**Extracted material:**
** Begin **

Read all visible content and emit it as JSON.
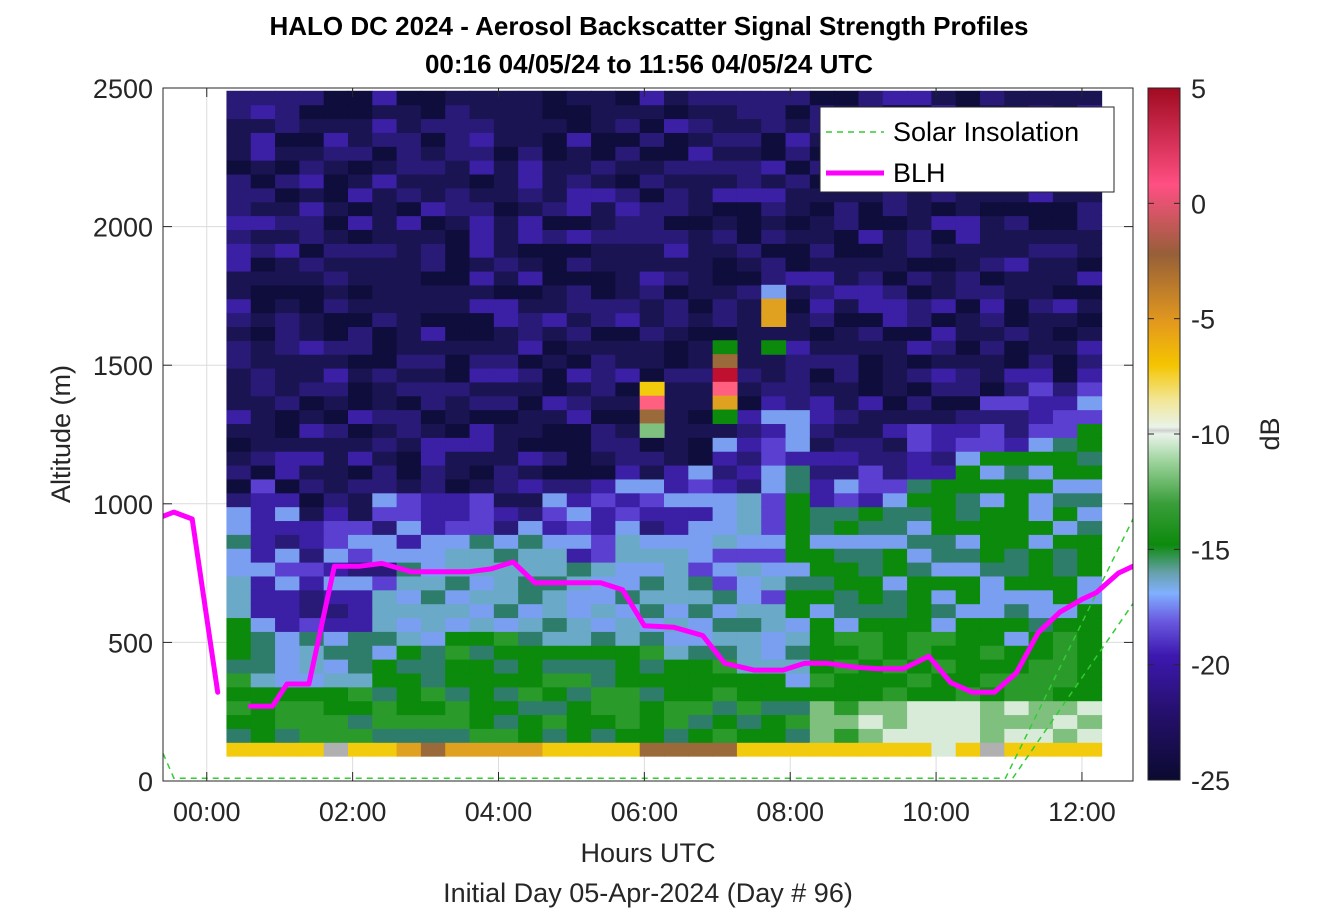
{
  "chart_data": {
    "type": "heatmap",
    "title": "HALO DC 2024 - Aerosol Backscatter Signal Strength Profiles",
    "subtitle": "00:16 04/05/24 to 11:56 04/05/24  UTC",
    "xlabel": "Hours UTC",
    "xlabel2": "Initial Day 05-Apr-2024 (Day # 96)",
    "ylabel": "Altitude (m)",
    "colorbar_label": "dB",
    "xlim": [
      -0.6,
      12.7
    ],
    "ylim": [
      0,
      2500
    ],
    "x_ticks": [
      0,
      2,
      4,
      6,
      8,
      10,
      12
    ],
    "x_tick_labels": [
      "00:00",
      "02:00",
      "04:00",
      "06:00",
      "08:00",
      "10:00",
      "12:00"
    ],
    "y_ticks": [
      0,
      500,
      1000,
      1500,
      2000,
      2500
    ],
    "y_tick_labels": [
      "0",
      "500",
      "1000",
      "1500",
      "2000",
      "2500"
    ],
    "colorbar_ticks": [
      5,
      0,
      -5,
      -10,
      -15,
      -20,
      -25
    ],
    "colorbar_tick_labels": [
      "5",
      "0",
      "-5",
      "-10",
      "-15",
      "-20",
      "-25"
    ],
    "clim": [
      -25,
      5
    ],
    "grid": true,
    "legend_position": "top-right",
    "legend": [
      {
        "name": "Solar Insolation",
        "color": "#33cc33",
        "style": "dashed"
      },
      {
        "name": "BLH",
        "color": "#ff00ff",
        "style": "solid"
      }
    ],
    "heatmap": {
      "x_start": 0.27,
      "x_step": 0.3333,
      "y_start": 90,
      "y_step": 50
    },
    "series": [
      {
        "name": "BLH",
        "color": "#ff00ff",
        "segments": [
          [
            [
              -0.6,
              955
            ],
            [
              -0.45,
              970
            ],
            [
              -0.2,
              945
            ],
            [
              0.15,
              320
            ]
          ],
          [
            [
              0.6,
              270
            ],
            [
              0.9,
              270
            ],
            [
              1.1,
              350
            ],
            [
              1.4,
              350
            ],
            [
              1.75,
              775
            ],
            [
              2.1,
              775
            ],
            [
              2.4,
              785
            ],
            [
              2.8,
              755
            ],
            [
              3.2,
              755
            ],
            [
              3.6,
              755
            ],
            [
              3.9,
              765
            ],
            [
              4.2,
              790
            ],
            [
              4.5,
              715
            ],
            [
              5.0,
              715
            ],
            [
              5.4,
              715
            ],
            [
              5.7,
              690
            ],
            [
              6.0,
              560
            ],
            [
              6.4,
              555
            ],
            [
              6.8,
              525
            ],
            [
              7.1,
              425
            ],
            [
              7.5,
              400
            ],
            [
              7.9,
              400
            ],
            [
              8.2,
              425
            ],
            [
              8.5,
              425
            ],
            [
              8.9,
              410
            ],
            [
              9.2,
              405
            ],
            [
              9.55,
              405
            ],
            [
              9.9,
              450
            ],
            [
              10.2,
              355
            ],
            [
              10.5,
              320
            ],
            [
              10.8,
              320
            ],
            [
              11.1,
              390
            ],
            [
              11.4,
              535
            ],
            [
              11.7,
              610
            ],
            [
              12.0,
              655
            ],
            [
              12.2,
              680
            ],
            [
              12.5,
              750
            ],
            [
              12.7,
              775
            ]
          ]
        ]
      },
      {
        "name": "Solar Insolation",
        "color": "#33cc33",
        "segments": [
          [
            [
              -0.6,
              100
            ],
            [
              -0.45,
              10
            ],
            [
              10.95,
              10
            ],
            [
              12.7,
              945
            ]
          ],
          [
            [
              11.05,
              10
            ],
            [
              12.7,
              640
            ]
          ]
        ]
      }
    ]
  }
}
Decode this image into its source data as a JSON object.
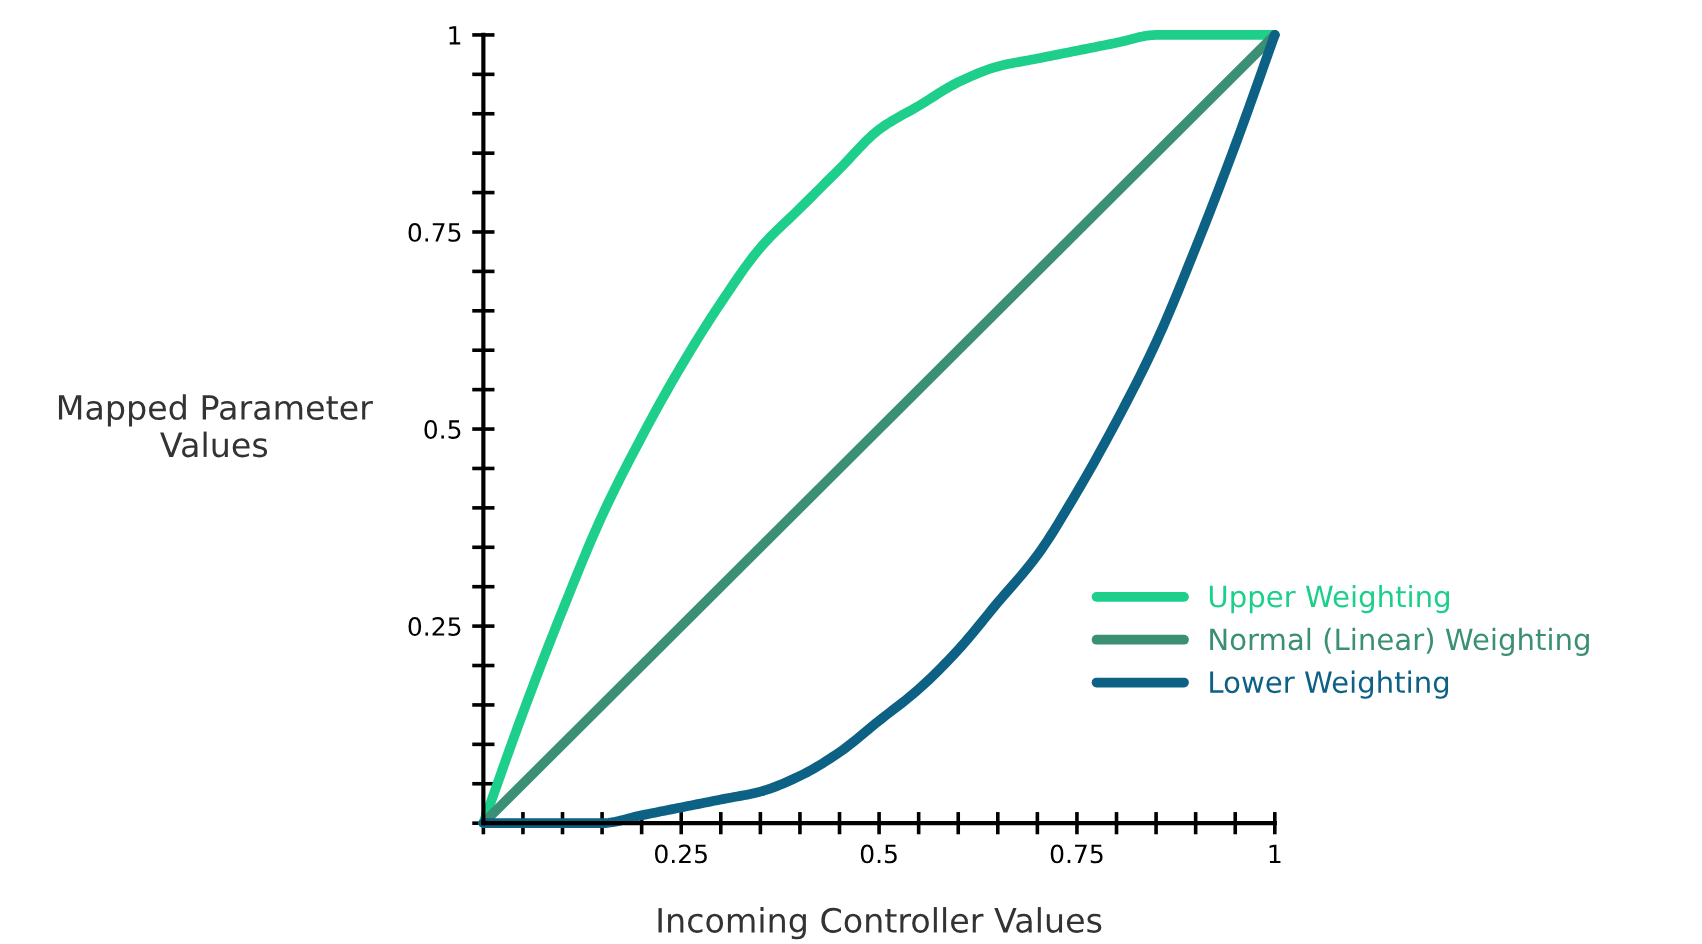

** End **

**Written exercise:** Copy out each line exactly, without the pictures.

**Full solution:**
Read all visible content and emit it as JSON.
{
  "chart_data": {
    "type": "heatmap",
    "title": "HALO DC 2024 - Aerosol Backscatter Signal Strength Profiles",
    "subtitle": "00:16 04/05/24 to 11:56 04/05/24  UTC",
    "xlabel": "Hours UTC",
    "xlabel2": "Initial Day 05-Apr-2024 (Day # 96)",
    "ylabel": "Altitude (m)",
    "colorbar_label": "dB",
    "xlim": [
      -0.6,
      12.7
    ],
    "ylim": [
      0,
      2500
    ],
    "x_ticks": [
      0,
      2,
      4,
      6,
      8,
      10,
      12
    ],
    "x_tick_labels": [
      "00:00",
      "02:00",
      "04:00",
      "06:00",
      "08:00",
      "10:00",
      "12:00"
    ],
    "y_ticks": [
      0,
      500,
      1000,
      1500,
      2000,
      2500
    ],
    "y_tick_labels": [
      "0",
      "500",
      "1000",
      "1500",
      "2000",
      "2500"
    ],
    "colorbar_ticks": [
      5,
      0,
      -5,
      -10,
      -15,
      -20,
      -25
    ],
    "colorbar_tick_labels": [
      "5",
      "0",
      "-5",
      "-10",
      "-15",
      "-20",
      "-25"
    ],
    "clim": [
      -25,
      5
    ],
    "grid": true,
    "legend_position": "top-right",
    "legend": [
      {
        "name": "Solar Insolation",
        "color": "#33cc33",
        "style": "dashed"
      },
      {
        "name": "BLH",
        "color": "#ff00ff",
        "style": "solid"
      }
    ],
    "heatmap": {
      "x_start": 0.27,
      "x_step": 0.3333,
      "y_start": 90,
      "y_step": 50
    },
    "series": [
      {
        "name": "BLH",
        "color": "#ff00ff",
        "segments": [
          [
            [
              -0.6,
              955
            ],
            [
              -0.45,
              970
            ],
            [
              -0.2,
              945
            ],
            [
              0.15,
              320
            ]
          ],
          [
            [
              0.6,
              270
            ],
            [
              0.9,
              270
            ],
            [
              1.1,
              350
            ],
            [
              1.4,
              350
            ],
            [
              1.75,
              775
            ],
            [
              2.1,
              775
            ],
            [
              2.4,
              785
            ],
            [
              2.8,
              755
            ],
            [
              3.2,
              755
            ],
            [
              3.6,
              755
            ],
            [
              3.9,
              765
            ],
            [
              4.2,
              790
            ],
            [
              4.5,
              715
            ],
            [
              5.0,
              715
            ],
            [
              5.4,
              715
            ],
            [
              5.7,
              690
            ],
            [
              6.0,
              560
            ],
            [
              6.4,
              555
            ],
            [
              6.8,
              525
            ],
            [
              7.1,
              425
            ],
            [
              7.5,
              400
            ],
            [
              7.9,
              400
            ],
            [
              8.2,
              425
            ],
            [
              8.5,
              425
            ],
            [
              8.9,
              410
            ],
            [
              9.2,
              405
            ],
            [
              9.55,
              405
            ],
            [
              9.9,
              450
            ],
            [
              10.2,
              355
            ],
            [
              10.5,
              320
            ],
            [
              10.8,
              320
            ],
            [
              11.1,
              390
            ],
            [
              11.4,
              535
            ],
            [
              11.7,
              610
            ],
            [
              12.0,
              655
            ],
            [
              12.2,
              680
            ],
            [
              12.5,
              750
            ],
            [
              12.7,
              775
            ]
          ]
        ]
      },
      {
        "name": "Solar Insolation",
        "color": "#33cc33",
        "segments": [
          [
            [
              -0.6,
              100
            ],
            [
              -0.45,
              10
            ],
            [
              10.95,
              10
            ],
            [
              12.7,
              945
            ]
          ],
          [
            [
              11.05,
              10
            ],
            [
              12.7,
              640
            ]
          ]
        ]
      }
    ]
  }
}
Decode this image into its source data as a JSON object.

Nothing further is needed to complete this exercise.